▶ [Data excerpts]
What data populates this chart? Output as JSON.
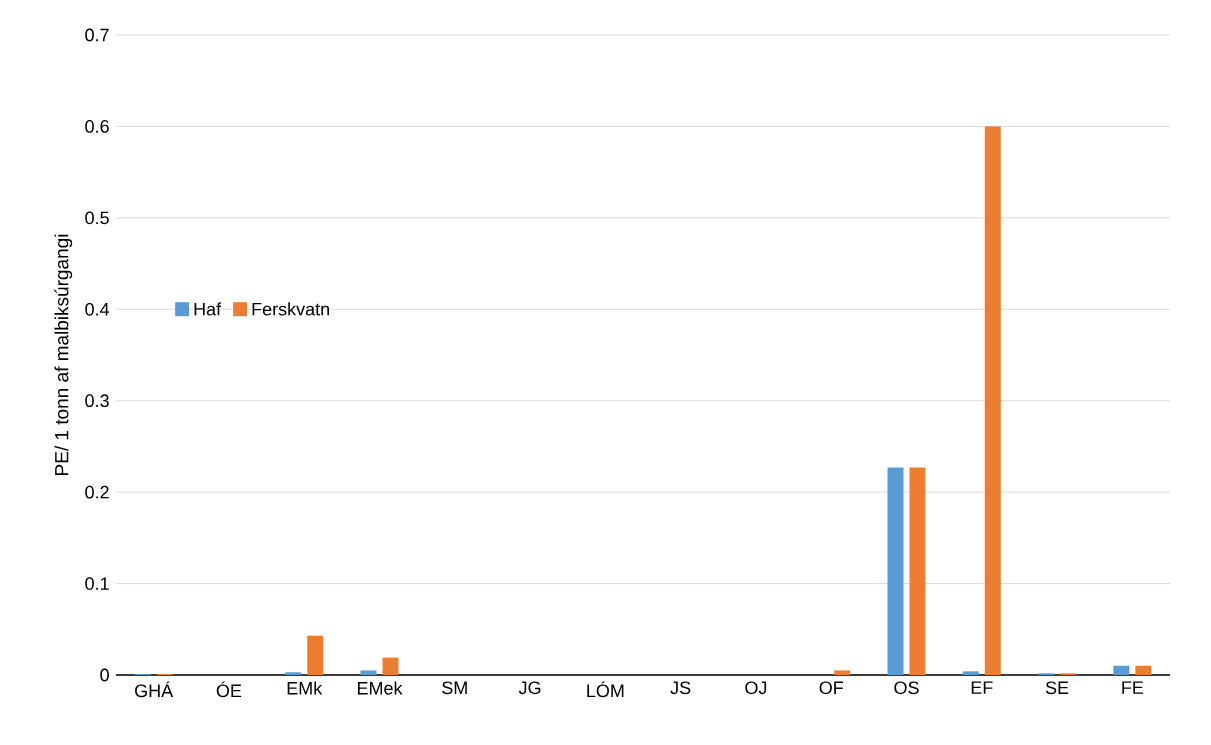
{
  "chart_data": {
    "type": "bar",
    "ylabel": "PE/ 1 tonn af malbiksúrgangi",
    "categories": [
      "GHÁ",
      "ÓE",
      "EMk",
      "EMek",
      "SM",
      "JG",
      "LÓM",
      "JS",
      "OJ",
      "OF",
      "OS",
      "EF",
      "SE",
      "FE"
    ],
    "series": [
      {
        "name": "Haf",
        "color": "#5b9bd5",
        "values": [
          0.001,
          0,
          0.003,
          0.005,
          0,
          0,
          0,
          0,
          0,
          0,
          0.227,
          0.004,
          0.002,
          0.01
        ]
      },
      {
        "name": "Ferskvatn",
        "color": "#ed7d31",
        "values": [
          0.001,
          0,
          0.043,
          0.019,
          0,
          0,
          0,
          0,
          0,
          0.005,
          0.227,
          0.6,
          0.002,
          0.01
        ]
      }
    ],
    "ylim": [
      0,
      0.7
    ],
    "yticks": [
      0,
      0.1,
      0.2,
      0.3,
      0.4,
      0.5,
      0.6,
      0.7
    ],
    "grid": "y",
    "legend": "left"
  }
}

▶ [Exercise requirements] Please repeat the entries exactly. Do not include the pictures.

▶ [Response for this exercise]
What data populates this chart? Output as JSON.
{
  "chart_data": {
    "type": "bar",
    "ylabel": "PE/ 1 tonn af malbiksúrgangi",
    "categories": [
      "GHÁ",
      "ÓE",
      "EMk",
      "EMek",
      "SM",
      "JG",
      "LÓM",
      "JS",
      "OJ",
      "OF",
      "OS",
      "EF",
      "SE",
      "FE"
    ],
    "series": [
      {
        "name": "Haf",
        "color": "#5b9bd5",
        "values": [
          0.001,
          0,
          0.003,
          0.005,
          0,
          0,
          0,
          0,
          0,
          0,
          0.227,
          0.004,
          0.002,
          0.01
        ]
      },
      {
        "name": "Ferskvatn",
        "color": "#ed7d31",
        "values": [
          0.001,
          0,
          0.043,
          0.019,
          0,
          0,
          0,
          0,
          0,
          0.005,
          0.227,
          0.6,
          0.002,
          0.01
        ]
      }
    ],
    "ylim": [
      0,
      0.7
    ],
    "yticks": [
      0,
      0.1,
      0.2,
      0.3,
      0.4,
      0.5,
      0.6,
      0.7
    ],
    "grid": "y",
    "legend": "left"
  }
}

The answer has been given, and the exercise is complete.